→ WHAT TO DO
Retype the data below without altering anything.

→ EXERCISE INPUTS

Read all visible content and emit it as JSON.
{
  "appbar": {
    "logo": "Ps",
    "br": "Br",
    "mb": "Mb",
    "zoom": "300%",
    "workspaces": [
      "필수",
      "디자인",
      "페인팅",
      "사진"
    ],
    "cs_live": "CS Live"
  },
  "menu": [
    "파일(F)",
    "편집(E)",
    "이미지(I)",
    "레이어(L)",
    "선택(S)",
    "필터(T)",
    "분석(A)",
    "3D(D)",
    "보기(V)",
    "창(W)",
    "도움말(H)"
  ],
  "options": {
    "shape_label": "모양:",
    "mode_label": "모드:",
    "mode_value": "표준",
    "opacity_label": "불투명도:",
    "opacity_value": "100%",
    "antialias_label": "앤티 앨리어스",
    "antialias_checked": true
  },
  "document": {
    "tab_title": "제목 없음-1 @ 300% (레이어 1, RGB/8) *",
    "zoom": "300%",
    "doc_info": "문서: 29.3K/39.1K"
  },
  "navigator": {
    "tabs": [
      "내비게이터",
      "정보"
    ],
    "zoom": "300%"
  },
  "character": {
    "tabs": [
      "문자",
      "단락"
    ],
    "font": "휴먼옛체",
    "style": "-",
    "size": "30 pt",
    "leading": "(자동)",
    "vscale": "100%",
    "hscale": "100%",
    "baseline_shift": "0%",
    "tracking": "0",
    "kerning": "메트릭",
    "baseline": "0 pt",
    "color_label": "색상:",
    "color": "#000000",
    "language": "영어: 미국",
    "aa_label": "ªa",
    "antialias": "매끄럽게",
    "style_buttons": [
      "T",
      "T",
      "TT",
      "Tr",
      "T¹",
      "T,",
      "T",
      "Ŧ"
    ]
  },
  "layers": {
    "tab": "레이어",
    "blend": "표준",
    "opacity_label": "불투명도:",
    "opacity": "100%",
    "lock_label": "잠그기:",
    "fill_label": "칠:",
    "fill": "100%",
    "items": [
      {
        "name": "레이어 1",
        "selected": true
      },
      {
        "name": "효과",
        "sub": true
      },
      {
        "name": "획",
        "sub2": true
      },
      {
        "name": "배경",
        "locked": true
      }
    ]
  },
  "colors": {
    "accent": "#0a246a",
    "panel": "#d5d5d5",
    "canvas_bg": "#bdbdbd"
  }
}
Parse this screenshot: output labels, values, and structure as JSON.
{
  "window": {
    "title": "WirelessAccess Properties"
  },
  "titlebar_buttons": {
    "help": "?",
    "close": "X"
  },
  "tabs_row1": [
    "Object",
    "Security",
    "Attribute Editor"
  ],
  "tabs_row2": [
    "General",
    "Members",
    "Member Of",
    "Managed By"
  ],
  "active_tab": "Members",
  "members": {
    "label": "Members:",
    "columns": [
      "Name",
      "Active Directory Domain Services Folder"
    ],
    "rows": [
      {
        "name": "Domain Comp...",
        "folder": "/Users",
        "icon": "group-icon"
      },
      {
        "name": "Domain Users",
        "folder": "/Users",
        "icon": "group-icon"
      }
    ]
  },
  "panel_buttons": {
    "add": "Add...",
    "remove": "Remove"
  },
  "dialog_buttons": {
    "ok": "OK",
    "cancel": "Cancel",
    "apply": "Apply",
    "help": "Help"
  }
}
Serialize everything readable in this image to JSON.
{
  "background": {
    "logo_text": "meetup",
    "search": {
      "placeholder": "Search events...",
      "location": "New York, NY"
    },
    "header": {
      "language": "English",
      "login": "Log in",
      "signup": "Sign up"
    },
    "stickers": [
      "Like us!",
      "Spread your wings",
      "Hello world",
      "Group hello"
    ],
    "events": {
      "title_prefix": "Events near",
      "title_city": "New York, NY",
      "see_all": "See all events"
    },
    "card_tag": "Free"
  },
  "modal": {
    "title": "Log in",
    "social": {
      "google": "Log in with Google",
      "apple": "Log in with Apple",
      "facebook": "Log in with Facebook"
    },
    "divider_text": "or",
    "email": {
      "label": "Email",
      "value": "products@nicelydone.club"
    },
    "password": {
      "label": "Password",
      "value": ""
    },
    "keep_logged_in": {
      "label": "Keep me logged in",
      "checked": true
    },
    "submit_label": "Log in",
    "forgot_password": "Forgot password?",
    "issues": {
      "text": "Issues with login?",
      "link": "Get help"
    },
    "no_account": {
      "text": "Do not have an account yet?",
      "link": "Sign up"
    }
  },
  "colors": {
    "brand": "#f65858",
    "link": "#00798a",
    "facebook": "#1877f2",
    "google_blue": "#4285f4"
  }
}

→ SOLVED PROBLEM
Read all visible content and emit it as JSON.
{
  "appbar": {
    "logo": "Ps",
    "br": "Br",
    "mb": "Mb",
    "zoom": "300%",
    "workspaces": [
      "필수",
      "디자인",
      "페인팅",
      "사진"
    ],
    "cs_live": "CS Live"
  },
  "menu": [
    "파일(F)",
    "편집(E)",
    "이미지(I)",
    "레이어(L)",
    "선택(S)",
    "필터(T)",
    "분석(A)",
    "3D(D)",
    "보기(V)",
    "창(W)",
    "도움말(H)"
  ],
  "options": {
    "shape_label": "모양:",
    "mode_label": "모드:",
    "mode_value": "표준",
    "opacity_label": "불투명도:",
    "opacity_value": "100%",
    "antialias_label": "앤티 앨리어스",
    "antialias_checked": true
  },
  "document": {
    "tab_title": "제목 없음-1 @ 300% (레이어 1, RGB/8) *",
    "zoom": "300%",
    "doc_info": "문서: 29.3K/39.1K"
  },
  "navigator": {
    "tabs": [
      "내비게이터",
      "정보"
    ],
    "zoom": "300%"
  },
  "character": {
    "tabs": [
      "문자",
      "단락"
    ],
    "font": "휴먼옛체",
    "style": "-",
    "size": "30 pt",
    "leading": "(자동)",
    "vscale": "100%",
    "hscale": "100%",
    "baseline_shift": "0%",
    "tracking": "0",
    "kerning": "메트릭",
    "baseline": "0 pt",
    "color_label": "색상:",
    "color": "#000000",
    "language": "영어: 미국",
    "aa_label": "ªa",
    "antialias": "매끄럽게",
    "style_buttons": [
      "T",
      "T",
      "TT",
      "Tr",
      "T¹",
      "T,",
      "T",
      "Ŧ"
    ]
  },
  "layers": {
    "tab": "레이어",
    "blend": "표준",
    "opacity_label": "불투명도:",
    "opacity": "100%",
    "lock_label": "잠그기:",
    "fill_label": "칠:",
    "fill": "100%",
    "items": [
      {
        "name": "레이어 1",
        "selected": true
      },
      {
        "name": "효과",
        "sub": true
      },
      {
        "name": "획",
        "sub2": true
      },
      {
        "name": "배경",
        "locked": true
      }
    ]
  },
  "colors": {
    "accent": "#0a246a",
    "panel": "#d5d5d5",
    "canvas_bg": "#bdbdbd"
  }
}
Parse this screenshot: output labels, values, and structure as JSON.
{
  "window": {
    "title": "WirelessAccess Properties"
  },
  "titlebar_buttons": {
    "help": "?",
    "close": "X"
  },
  "tabs_row1": [
    "Object",
    "Security",
    "Attribute Editor"
  ],
  "tabs_row2": [
    "General",
    "Members",
    "Member Of",
    "Managed By"
  ],
  "active_tab": "Members",
  "members": {
    "label": "Members:",
    "columns": [
      "Name",
      "Active Directory Domain Services Folder"
    ],
    "rows": [
      {
        "name": "Domain Comp...",
        "folder": "/Users",
        "icon": "group-icon"
      },
      {
        "name": "Domain Users",
        "folder": "/Users",
        "icon": "group-icon"
      }
    ]
  },
  "panel_buttons": {
    "add": "Add...",
    "remove": "Remove"
  },
  "dialog_buttons": {
    "ok": "OK",
    "cancel": "Cancel",
    "apply": "Apply",
    "help": "Help"
  }
}
Serialize everything readable in this image to JSON.
{
  "background": {
    "logo_text": "meetup",
    "search": {
      "placeholder": "Search events...",
      "location": "New York, NY"
    },
    "header": {
      "language": "English",
      "login": "Log in",
      "signup": "Sign up"
    },
    "stickers": [
      "Like us!",
      "Spread your wings",
      "Hello world",
      "Group hello"
    ],
    "events": {
      "title_prefix": "Events near",
      "title_city": "New York, NY",
      "see_all": "See all events"
    },
    "card_tag": "Free"
  },
  "modal": {
    "title": "Log in",
    "social": {
      "google": "Log in with Google",
      "apple": "Log in with Apple",
      "facebook": "Log in with Facebook"
    },
    "divider_text": "or",
    "email": {
      "label": "Email",
      "value": "products@nicelydone.club"
    },
    "password": {
      "label": "Password",
      "value": ""
    },
    "keep_logged_in": {
      "label": "Keep me logged in",
      "checked": true
    },
    "submit_label": "Log in",
    "forgot_password": "Forgot password?",
    "issues": {
      "text": "Issues with login?",
      "link": "Get help"
    },
    "no_account": {
      "text": "Do not have an account yet?",
      "link": "Sign up"
    }
  },
  "colors": {
    "brand": "#f65858",
    "link": "#00798a",
    "facebook": "#1877f2",
    "google_blue": "#4285f4"
  }
}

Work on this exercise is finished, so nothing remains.